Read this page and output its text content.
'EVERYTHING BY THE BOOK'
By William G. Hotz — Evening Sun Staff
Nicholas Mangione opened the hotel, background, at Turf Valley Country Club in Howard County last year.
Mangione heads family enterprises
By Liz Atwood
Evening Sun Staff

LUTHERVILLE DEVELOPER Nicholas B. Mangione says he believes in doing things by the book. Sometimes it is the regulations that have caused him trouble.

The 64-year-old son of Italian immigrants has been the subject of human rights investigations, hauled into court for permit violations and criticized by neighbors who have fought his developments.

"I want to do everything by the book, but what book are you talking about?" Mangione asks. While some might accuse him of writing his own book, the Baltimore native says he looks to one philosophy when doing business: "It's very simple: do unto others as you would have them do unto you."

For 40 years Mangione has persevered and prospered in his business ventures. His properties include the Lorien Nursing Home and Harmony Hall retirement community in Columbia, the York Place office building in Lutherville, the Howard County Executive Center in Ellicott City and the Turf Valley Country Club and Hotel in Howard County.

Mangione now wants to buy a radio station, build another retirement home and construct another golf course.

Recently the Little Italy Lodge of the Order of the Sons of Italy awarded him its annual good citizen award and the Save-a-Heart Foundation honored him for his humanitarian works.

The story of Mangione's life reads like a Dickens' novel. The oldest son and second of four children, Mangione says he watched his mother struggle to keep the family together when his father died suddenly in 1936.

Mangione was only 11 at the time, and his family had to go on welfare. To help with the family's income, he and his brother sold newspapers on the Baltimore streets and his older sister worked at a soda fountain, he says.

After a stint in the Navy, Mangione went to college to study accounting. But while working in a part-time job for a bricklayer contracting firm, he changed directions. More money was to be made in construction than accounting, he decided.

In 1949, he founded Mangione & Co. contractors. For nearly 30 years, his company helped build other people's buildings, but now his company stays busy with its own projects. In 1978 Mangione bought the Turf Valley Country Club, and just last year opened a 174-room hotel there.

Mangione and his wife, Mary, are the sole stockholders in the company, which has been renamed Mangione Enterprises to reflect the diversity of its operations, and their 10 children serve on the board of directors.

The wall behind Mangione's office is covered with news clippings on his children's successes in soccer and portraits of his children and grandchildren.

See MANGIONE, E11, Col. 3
··········
* TASK TO COMPLETE *
Copy every line of the data that holds the string "County".

* CORRECT RESPONSE *
Nicholas Mangione opened the hotel, background, at Turf Valley Country Club in Howard County last year.
For 40 years Mangione has persevered and prospered in his business ventures. His properties include the Lorien Nursing Home and Harmony Hall retirement community in Columbia, the York Place office building in Lutherville, the Howard County Executive Center in Ellicott City and the Turf Valley Country Club and Hotel in Howard County.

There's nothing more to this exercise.